Problem details –
Each entry below must be repeated word for word.

Material for the task –

** Start **

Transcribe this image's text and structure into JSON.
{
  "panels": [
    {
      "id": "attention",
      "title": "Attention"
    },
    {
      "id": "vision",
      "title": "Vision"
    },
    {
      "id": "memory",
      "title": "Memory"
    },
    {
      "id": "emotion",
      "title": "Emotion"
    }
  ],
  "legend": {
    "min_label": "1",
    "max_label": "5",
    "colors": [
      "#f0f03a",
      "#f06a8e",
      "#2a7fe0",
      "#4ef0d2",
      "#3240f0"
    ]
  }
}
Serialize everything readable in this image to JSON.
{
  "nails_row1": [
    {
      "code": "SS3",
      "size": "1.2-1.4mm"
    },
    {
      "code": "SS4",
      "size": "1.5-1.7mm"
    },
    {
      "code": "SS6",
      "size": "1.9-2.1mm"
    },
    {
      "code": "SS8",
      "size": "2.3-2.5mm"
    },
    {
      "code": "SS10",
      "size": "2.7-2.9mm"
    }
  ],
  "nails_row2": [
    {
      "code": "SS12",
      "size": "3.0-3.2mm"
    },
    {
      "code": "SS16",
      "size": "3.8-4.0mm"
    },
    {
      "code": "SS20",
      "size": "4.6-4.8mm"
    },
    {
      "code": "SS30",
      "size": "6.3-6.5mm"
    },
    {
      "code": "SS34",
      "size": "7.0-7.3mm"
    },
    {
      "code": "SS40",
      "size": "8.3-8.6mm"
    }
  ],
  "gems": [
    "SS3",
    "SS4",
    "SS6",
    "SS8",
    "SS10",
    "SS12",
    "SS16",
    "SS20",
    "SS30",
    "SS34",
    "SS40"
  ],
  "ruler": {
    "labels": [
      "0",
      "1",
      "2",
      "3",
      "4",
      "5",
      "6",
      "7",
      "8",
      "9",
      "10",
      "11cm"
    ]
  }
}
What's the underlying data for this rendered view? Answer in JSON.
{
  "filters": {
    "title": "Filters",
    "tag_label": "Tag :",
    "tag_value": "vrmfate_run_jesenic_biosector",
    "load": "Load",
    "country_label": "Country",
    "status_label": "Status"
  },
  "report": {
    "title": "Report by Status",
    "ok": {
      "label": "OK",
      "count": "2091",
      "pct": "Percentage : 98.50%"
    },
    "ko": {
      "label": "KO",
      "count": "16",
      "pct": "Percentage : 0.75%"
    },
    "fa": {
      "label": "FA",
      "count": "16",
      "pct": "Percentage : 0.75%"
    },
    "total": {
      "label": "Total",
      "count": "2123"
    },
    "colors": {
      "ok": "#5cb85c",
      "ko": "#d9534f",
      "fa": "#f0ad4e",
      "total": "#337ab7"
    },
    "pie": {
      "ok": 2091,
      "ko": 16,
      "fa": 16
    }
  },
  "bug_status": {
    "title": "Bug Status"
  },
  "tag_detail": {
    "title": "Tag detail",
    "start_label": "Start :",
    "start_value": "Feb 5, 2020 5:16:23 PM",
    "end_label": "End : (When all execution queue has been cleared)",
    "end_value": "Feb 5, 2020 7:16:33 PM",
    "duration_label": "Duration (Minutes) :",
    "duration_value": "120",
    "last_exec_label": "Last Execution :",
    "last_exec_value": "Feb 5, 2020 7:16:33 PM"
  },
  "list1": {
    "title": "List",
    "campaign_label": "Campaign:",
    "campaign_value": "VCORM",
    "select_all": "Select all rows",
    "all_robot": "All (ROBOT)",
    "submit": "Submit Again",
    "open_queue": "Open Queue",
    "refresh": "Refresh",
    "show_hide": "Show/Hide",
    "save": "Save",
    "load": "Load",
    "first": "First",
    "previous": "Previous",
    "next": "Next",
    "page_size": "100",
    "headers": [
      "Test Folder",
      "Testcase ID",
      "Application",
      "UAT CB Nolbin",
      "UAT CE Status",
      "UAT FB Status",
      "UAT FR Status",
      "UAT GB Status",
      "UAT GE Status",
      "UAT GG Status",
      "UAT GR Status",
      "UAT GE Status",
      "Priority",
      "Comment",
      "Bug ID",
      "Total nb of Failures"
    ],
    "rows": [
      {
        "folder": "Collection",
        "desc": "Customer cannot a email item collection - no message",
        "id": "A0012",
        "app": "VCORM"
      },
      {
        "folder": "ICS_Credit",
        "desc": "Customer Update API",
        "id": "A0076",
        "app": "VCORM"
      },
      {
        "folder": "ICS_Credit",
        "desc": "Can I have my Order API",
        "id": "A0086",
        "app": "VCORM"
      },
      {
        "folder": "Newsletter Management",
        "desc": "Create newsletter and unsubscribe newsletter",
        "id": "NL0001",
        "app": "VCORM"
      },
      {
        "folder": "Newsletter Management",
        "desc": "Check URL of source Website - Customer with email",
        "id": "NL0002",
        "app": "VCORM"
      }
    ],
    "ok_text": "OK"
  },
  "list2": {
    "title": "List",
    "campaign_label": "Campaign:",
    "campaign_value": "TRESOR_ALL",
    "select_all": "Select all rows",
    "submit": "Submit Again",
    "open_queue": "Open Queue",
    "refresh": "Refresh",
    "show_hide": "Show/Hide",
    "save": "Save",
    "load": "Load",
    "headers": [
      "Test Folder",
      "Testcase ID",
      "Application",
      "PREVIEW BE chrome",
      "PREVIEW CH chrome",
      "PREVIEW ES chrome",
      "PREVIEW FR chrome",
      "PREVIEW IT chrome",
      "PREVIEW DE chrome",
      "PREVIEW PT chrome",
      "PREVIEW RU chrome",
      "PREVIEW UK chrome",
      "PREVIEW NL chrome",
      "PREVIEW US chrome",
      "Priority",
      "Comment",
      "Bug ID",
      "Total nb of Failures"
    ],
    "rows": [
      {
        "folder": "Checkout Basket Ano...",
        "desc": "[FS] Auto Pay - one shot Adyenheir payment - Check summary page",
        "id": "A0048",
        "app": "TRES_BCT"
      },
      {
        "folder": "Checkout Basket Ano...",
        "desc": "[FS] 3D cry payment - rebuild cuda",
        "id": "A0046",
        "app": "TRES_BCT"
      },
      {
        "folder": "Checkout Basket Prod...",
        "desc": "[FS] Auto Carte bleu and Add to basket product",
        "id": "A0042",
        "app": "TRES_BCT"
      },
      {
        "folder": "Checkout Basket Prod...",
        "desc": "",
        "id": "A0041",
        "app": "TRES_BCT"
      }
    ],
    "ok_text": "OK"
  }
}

** End **

Full answer –
Transcribe this image's text and structure into JSON.
{
  "panels": [
    {
      "id": "attention",
      "title": "Attention"
    },
    {
      "id": "vision",
      "title": "Vision"
    },
    {
      "id": "memory",
      "title": "Memory"
    },
    {
      "id": "emotion",
      "title": "Emotion"
    }
  ],
  "legend": {
    "min_label": "1",
    "max_label": "5",
    "colors": [
      "#f0f03a",
      "#f06a8e",
      "#2a7fe0",
      "#4ef0d2",
      "#3240f0"
    ]
  }
}
Serialize everything readable in this image to JSON.
{
  "nails_row1": [
    {
      "code": "SS3",
      "size": "1.2-1.4mm"
    },
    {
      "code": "SS4",
      "size": "1.5-1.7mm"
    },
    {
      "code": "SS6",
      "size": "1.9-2.1mm"
    },
    {
      "code": "SS8",
      "size": "2.3-2.5mm"
    },
    {
      "code": "SS10",
      "size": "2.7-2.9mm"
    }
  ],
  "nails_row2": [
    {
      "code": "SS12",
      "size": "3.0-3.2mm"
    },
    {
      "code": "SS16",
      "size": "3.8-4.0mm"
    },
    {
      "code": "SS20",
      "size": "4.6-4.8mm"
    },
    {
      "code": "SS30",
      "size": "6.3-6.5mm"
    },
    {
      "code": "SS34",
      "size": "7.0-7.3mm"
    },
    {
      "code": "SS40",
      "size": "8.3-8.6mm"
    }
  ],
  "gems": [
    "SS3",
    "SS4",
    "SS6",
    "SS8",
    "SS10",
    "SS12",
    "SS16",
    "SS20",
    "SS30",
    "SS34",
    "SS40"
  ],
  "ruler": {
    "labels": [
      "0",
      "1",
      "2",
      "3",
      "4",
      "5",
      "6",
      "7",
      "8",
      "9",
      "10",
      "11cm"
    ]
  }
}
What's the underlying data for this rendered view? Answer in JSON.
{
  "filters": {
    "title": "Filters",
    "tag_label": "Tag :",
    "tag_value": "vrmfate_run_jesenic_biosector",
    "load": "Load",
    "country_label": "Country",
    "status_label": "Status"
  },
  "report": {
    "title": "Report by Status",
    "ok": {
      "label": "OK",
      "count": "2091",
      "pct": "Percentage : 98.50%"
    },
    "ko": {
      "label": "KO",
      "count": "16",
      "pct": "Percentage : 0.75%"
    },
    "fa": {
      "label": "FA",
      "count": "16",
      "pct": "Percentage : 0.75%"
    },
    "total": {
      "label": "Total",
      "count": "2123"
    },
    "colors": {
      "ok": "#5cb85c",
      "ko": "#d9534f",
      "fa": "#f0ad4e",
      "total": "#337ab7"
    },
    "pie": {
      "ok": 2091,
      "ko": 16,
      "fa": 16
    }
  },
  "bug_status": {
    "title": "Bug Status"
  },
  "tag_detail": {
    "title": "Tag detail",
    "start_label": "Start :",
    "start_value": "Feb 5, 2020 5:16:23 PM",
    "end_label": "End : (When all execution queue has been cleared)",
    "end_value": "Feb 5, 2020 7:16:33 PM",
    "duration_label": "Duration (Minutes) :",
    "duration_value": "120",
    "last_exec_label": "Last Execution :",
    "last_exec_value": "Feb 5, 2020 7:16:33 PM"
  },
  "list1": {
    "title": "List",
    "campaign_label": "Campaign:",
    "campaign_value": "VCORM",
    "select_all": "Select all rows",
    "all_robot": "All (ROBOT)",
    "submit": "Submit Again",
    "open_queue": "Open Queue",
    "refresh": "Refresh",
    "show_hide": "Show/Hide",
    "save": "Save",
    "load": "Load",
    "first": "First",
    "previous": "Previous",
    "next": "Next",
    "page_size": "100",
    "headers": [
      "Test Folder",
      "Testcase ID",
      "Application",
      "UAT CB Nolbin",
      "UAT CE Status",
      "UAT FB Status",
      "UAT FR Status",
      "UAT GB Status",
      "UAT GE Status",
      "UAT GG Status",
      "UAT GR Status",
      "UAT GE Status",
      "Priority",
      "Comment",
      "Bug ID",
      "Total nb of Failures"
    ],
    "rows": [
      {
        "folder": "Collection",
        "desc": "Customer cannot a email item collection - no message",
        "id": "A0012",
        "app": "VCORM"
      },
      {
        "folder": "ICS_Credit",
        "desc": "Customer Update API",
        "id": "A0076",
        "app": "VCORM"
      },
      {
        "folder": "ICS_Credit",
        "desc": "Can I have my Order API",
        "id": "A0086",
        "app": "VCORM"
      },
      {
        "folder": "Newsletter Management",
        "desc": "Create newsletter and unsubscribe newsletter",
        "id": "NL0001",
        "app": "VCORM"
      },
      {
        "folder": "Newsletter Management",
        "desc": "Check URL of source Website - Customer with email",
        "id": "NL0002",
        "app": "VCORM"
      }
    ],
    "ok_text": "OK"
  },
  "list2": {
    "title": "List",
    "campaign_label": "Campaign:",
    "campaign_value": "TRESOR_ALL",
    "select_all": "Select all rows",
    "submit": "Submit Again",
    "open_queue": "Open Queue",
    "refresh": "Refresh",
    "show_hide": "Show/Hide",
    "save": "Save",
    "load": "Load",
    "headers": [
      "Test Folder",
      "Testcase ID",
      "Application",
      "PREVIEW BE chrome",
      "PREVIEW CH chrome",
      "PREVIEW ES chrome",
      "PREVIEW FR chrome",
      "PREVIEW IT chrome",
      "PREVIEW DE chrome",
      "PREVIEW PT chrome",
      "PREVIEW RU chrome",
      "PREVIEW UK chrome",
      "PREVIEW NL chrome",
      "PREVIEW US chrome",
      "Priority",
      "Comment",
      "Bug ID",
      "Total nb of Failures"
    ],
    "rows": [
      {
        "folder": "Checkout Basket Ano...",
        "desc": "[FS] Auto Pay - one shot Adyenheir payment - Check summary page",
        "id": "A0048",
        "app": "TRES_BCT"
      },
      {
        "folder": "Checkout Basket Ano...",
        "desc": "[FS] 3D cry payment - rebuild cuda",
        "id": "A0046",
        "app": "TRES_BCT"
      },
      {
        "folder": "Checkout Basket Prod...",
        "desc": "[FS] Auto Carte bleu and Add to basket product",
        "id": "A0042",
        "app": "TRES_BCT"
      },
      {
        "folder": "Checkout Basket Prod...",
        "desc": "",
        "id": "A0041",
        "app": "TRES_BCT"
      }
    ],
    "ok_text": "OK"
  }
}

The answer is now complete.